» **WORK REQUIRED**:
Would you retype all of these records exactly?

» **DATASET RECORDS**:
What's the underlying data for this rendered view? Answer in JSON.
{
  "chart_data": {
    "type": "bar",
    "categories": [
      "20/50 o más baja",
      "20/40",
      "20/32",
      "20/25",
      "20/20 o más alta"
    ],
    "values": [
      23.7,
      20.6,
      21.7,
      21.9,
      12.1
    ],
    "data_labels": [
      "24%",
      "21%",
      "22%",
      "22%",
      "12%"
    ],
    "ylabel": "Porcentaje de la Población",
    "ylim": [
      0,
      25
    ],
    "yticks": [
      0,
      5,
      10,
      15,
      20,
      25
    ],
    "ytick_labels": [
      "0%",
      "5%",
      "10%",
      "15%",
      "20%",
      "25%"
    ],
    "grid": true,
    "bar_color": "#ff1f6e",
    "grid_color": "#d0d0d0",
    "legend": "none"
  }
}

» **THE ANSWER**:
What's the underlying data for this rendered view? Answer in JSON.
{
  "chart_data": {
    "type": "bar",
    "categories": [
      "20/50 o más baja",
      "20/40",
      "20/32",
      "20/25",
      "20/20 o más alta"
    ],
    "values": [
      23.7,
      20.6,
      21.7,
      21.9,
      12.1
    ],
    "data_labels": [
      "24%",
      "21%",
      "22%",
      "22%",
      "12%"
    ],
    "ylabel": "Porcentaje de la Población",
    "ylim": [
      0,
      25
    ],
    "yticks": [
      0,
      5,
      10,
      15,
      20,
      25
    ],
    "ytick_labels": [
      "0%",
      "5%",
      "10%",
      "15%",
      "20%",
      "25%"
    ],
    "grid": true,
    "bar_color": "#ff1f6e",
    "grid_color": "#d0d0d0",
    "legend": "none"
  }
}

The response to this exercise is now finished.